Directions for this task >>
Look at the entries below and reproduce them exactly.

Data supplied >>

▼

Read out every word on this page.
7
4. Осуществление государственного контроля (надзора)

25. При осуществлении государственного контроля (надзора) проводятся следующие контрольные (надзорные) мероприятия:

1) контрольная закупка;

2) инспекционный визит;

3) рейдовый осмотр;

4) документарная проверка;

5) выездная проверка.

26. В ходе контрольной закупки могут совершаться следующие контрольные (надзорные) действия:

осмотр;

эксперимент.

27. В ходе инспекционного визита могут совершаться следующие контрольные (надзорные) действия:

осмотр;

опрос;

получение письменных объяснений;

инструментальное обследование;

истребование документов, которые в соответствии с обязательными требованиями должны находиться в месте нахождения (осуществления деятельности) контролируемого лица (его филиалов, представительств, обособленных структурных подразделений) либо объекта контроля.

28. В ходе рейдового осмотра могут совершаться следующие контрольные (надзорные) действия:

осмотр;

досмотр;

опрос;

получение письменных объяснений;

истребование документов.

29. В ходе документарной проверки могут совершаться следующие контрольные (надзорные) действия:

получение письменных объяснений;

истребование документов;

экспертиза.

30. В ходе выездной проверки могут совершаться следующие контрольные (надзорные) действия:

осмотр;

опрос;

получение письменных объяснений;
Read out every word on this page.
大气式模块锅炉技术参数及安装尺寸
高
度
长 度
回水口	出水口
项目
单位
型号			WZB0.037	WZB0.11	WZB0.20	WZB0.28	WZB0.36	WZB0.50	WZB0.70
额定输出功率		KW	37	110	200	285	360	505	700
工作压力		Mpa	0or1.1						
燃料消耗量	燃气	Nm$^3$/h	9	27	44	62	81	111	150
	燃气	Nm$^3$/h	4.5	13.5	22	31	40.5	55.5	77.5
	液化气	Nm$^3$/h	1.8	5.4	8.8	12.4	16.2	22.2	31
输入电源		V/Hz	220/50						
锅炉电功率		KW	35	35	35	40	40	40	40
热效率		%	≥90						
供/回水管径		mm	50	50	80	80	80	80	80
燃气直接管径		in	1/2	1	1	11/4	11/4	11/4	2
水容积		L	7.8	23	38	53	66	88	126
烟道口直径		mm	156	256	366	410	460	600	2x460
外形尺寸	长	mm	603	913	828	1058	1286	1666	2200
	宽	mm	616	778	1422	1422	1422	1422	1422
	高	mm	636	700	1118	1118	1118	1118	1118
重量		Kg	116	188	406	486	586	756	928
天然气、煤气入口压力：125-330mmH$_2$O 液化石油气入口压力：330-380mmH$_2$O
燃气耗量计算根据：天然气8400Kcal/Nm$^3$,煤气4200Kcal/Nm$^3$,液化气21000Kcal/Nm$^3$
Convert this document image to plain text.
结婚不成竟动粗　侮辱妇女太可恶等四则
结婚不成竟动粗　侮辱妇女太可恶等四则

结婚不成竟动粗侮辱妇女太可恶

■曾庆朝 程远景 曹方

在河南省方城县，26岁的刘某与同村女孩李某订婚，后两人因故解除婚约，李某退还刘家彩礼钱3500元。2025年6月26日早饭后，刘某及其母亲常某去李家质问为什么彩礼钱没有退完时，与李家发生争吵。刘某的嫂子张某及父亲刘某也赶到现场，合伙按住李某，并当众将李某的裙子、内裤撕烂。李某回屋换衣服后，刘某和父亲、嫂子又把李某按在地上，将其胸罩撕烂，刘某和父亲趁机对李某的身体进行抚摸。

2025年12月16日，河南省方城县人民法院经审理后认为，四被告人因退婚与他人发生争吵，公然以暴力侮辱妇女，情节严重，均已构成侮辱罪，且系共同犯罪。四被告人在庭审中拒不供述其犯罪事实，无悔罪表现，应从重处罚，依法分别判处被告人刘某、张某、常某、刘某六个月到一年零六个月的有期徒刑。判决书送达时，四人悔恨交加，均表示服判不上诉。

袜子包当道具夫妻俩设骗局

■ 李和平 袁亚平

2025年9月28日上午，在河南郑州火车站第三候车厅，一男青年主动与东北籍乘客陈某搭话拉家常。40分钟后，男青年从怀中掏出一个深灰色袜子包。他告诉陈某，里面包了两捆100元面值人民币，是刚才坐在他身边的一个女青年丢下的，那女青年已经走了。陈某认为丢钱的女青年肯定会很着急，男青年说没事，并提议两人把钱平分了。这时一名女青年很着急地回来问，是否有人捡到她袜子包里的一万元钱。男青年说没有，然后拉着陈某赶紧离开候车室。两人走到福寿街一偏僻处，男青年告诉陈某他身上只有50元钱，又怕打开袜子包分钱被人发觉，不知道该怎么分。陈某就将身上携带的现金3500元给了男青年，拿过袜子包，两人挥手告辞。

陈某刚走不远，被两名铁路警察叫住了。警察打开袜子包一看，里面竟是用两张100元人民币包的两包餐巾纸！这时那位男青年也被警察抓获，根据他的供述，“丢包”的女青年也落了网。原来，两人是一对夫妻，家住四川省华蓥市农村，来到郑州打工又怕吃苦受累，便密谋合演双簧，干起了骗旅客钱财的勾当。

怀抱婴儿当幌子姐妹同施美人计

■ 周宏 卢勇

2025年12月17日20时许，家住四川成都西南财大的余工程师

▲

Solved problem >>
Read out every word on this page.
7
4. Осуществление государственного контроля (надзора)

25. При осуществлении государственного контроля (надзора) проводятся следующие контрольные (надзорные) мероприятия:

1) контрольная закупка;

2) инспекционный визит;

3) рейдовый осмотр;

4) документарная проверка;

5) выездная проверка.

26. В ходе контрольной закупки могут совершаться следующие контрольные (надзорные) действия:

осмотр;

эксперимент.

27. В ходе инспекционного визита могут совершаться следующие контрольные (надзорные) действия:

осмотр;

опрос;

получение письменных объяснений;

инструментальное обследование;

истребование документов, которые в соответствии с обязательными требованиями должны находиться в месте нахождения (осуществления деятельности) контролируемого лица (его филиалов, представительств, обособленных структурных подразделений) либо объекта контроля.

28. В ходе рейдового осмотра могут совершаться следующие контрольные (надзорные) действия:

осмотр;

досмотр;

опрос;

получение письменных объяснений;

истребование документов.

29. В ходе документарной проверки могут совершаться следующие контрольные (надзорные) действия:

получение письменных объяснений;

истребование документов;

экспертиза.

30. В ходе выездной проверки могут совершаться следующие контрольные (надзорные) действия:

осмотр;

опрос;

получение письменных объяснений;
Read out every word on this page.
大气式模块锅炉技术参数及安装尺寸
高
度
长 度
回水口	出水口
项目
单位
型号			WZB0.037	WZB0.11	WZB0.20	WZB0.28	WZB0.36	WZB0.50	WZB0.70
额定输出功率		KW	37	110	200	285	360	505	700
工作压力		Mpa	0or1.1						
燃料消耗量	燃气	Nm$^3$/h	9	27	44	62	81	111	150
	燃气	Nm$^3$/h	4.5	13.5	22	31	40.5	55.5	77.5
	液化气	Nm$^3$/h	1.8	5.4	8.8	12.4	16.2	22.2	31
输入电源		V/Hz	220/50						
锅炉电功率		KW	35	35	35	40	40	40	40
热效率		%	≥90						
供/回水管径		mm	50	50	80	80	80	80	80
燃气直接管径		in	1/2	1	1	11/4	11/4	11/4	2
水容积		L	7.8	23	38	53	66	88	126
烟道口直径		mm	156	256	366	410	460	600	2x460
外形尺寸	长	mm	603	913	828	1058	1286	1666	2200
	宽	mm	616	778	1422	1422	1422	1422	1422
	高	mm	636	700	1118	1118	1118	1118	1118
重量		Kg	116	188	406	486	586	756	928
天然气、煤气入口压力：125-330mmH$_2$O 液化石油气入口压力：330-380mmH$_2$O
燃气耗量计算根据：天然气8400Kcal/Nm$^3$,煤气4200Kcal/Nm$^3$,液化气21000Kcal/Nm$^3$
Convert this document image to plain text.
结婚不成竟动粗　侮辱妇女太可恶等四则
结婚不成竟动粗　侮辱妇女太可恶等四则

结婚不成竟动粗侮辱妇女太可恶

■曾庆朝 程远景 曹方

在河南省方城县，26岁的刘某与同村女孩李某订婚，后两人因故解除婚约，李某退还刘家彩礼钱3500元。2025年6月26日早饭后，刘某及其母亲常某去李家质问为什么彩礼钱没有退完时，与李家发生争吵。刘某的嫂子张某及父亲刘某也赶到现场，合伙按住李某，并当众将李某的裙子、内裤撕烂。李某回屋换衣服后，刘某和父亲、嫂子又把李某按在地上，将其胸罩撕烂，刘某和父亲趁机对李某的身体进行抚摸。

2025年12月16日，河南省方城县人民法院经审理后认为，四被告人因退婚与他人发生争吵，公然以暴力侮辱妇女，情节严重，均已构成侮辱罪，且系共同犯罪。四被告人在庭审中拒不供述其犯罪事实，无悔罪表现，应从重处罚，依法分别判处被告人刘某、张某、常某、刘某六个月到一年零六个月的有期徒刑。判决书送达时，四人悔恨交加，均表示服判不上诉。

袜子包当道具夫妻俩设骗局

■ 李和平 袁亚平

2025年9月28日上午，在河南郑州火车站第三候车厅，一男青年主动与东北籍乘客陈某搭话拉家常。40分钟后，男青年从怀中掏出一个深灰色袜子包。他告诉陈某，里面包了两捆100元面值人民币，是刚才坐在他身边的一个女青年丢下的，那女青年已经走了。陈某认为丢钱的女青年肯定会很着急，男青年说没事，并提议两人把钱平分了。这时一名女青年很着急地回来问，是否有人捡到她袜子包里的一万元钱。男青年说没有，然后拉着陈某赶紧离开候车室。两人走到福寿街一偏僻处，男青年告诉陈某他身上只有50元钱，又怕打开袜子包分钱被人发觉，不知道该怎么分。陈某就将身上携带的现金3500元给了男青年，拿过袜子包，两人挥手告辞。

陈某刚走不远，被两名铁路警察叫住了。警察打开袜子包一看，里面竟是用两张100元人民币包的两包餐巾纸！这时那位男青年也被警察抓获，根据他的供述，“丢包”的女青年也落了网。原来，两人是一对夫妻，家住四川省华蓥市农村，来到郑州打工又怕吃苦受累，便密谋合演双簧，干起了骗旅客钱财的勾当。

怀抱婴儿当幌子姐妹同施美人计

■ 周宏 卢勇

2025年12月17日20时许，家住四川成都西南财大的余工程师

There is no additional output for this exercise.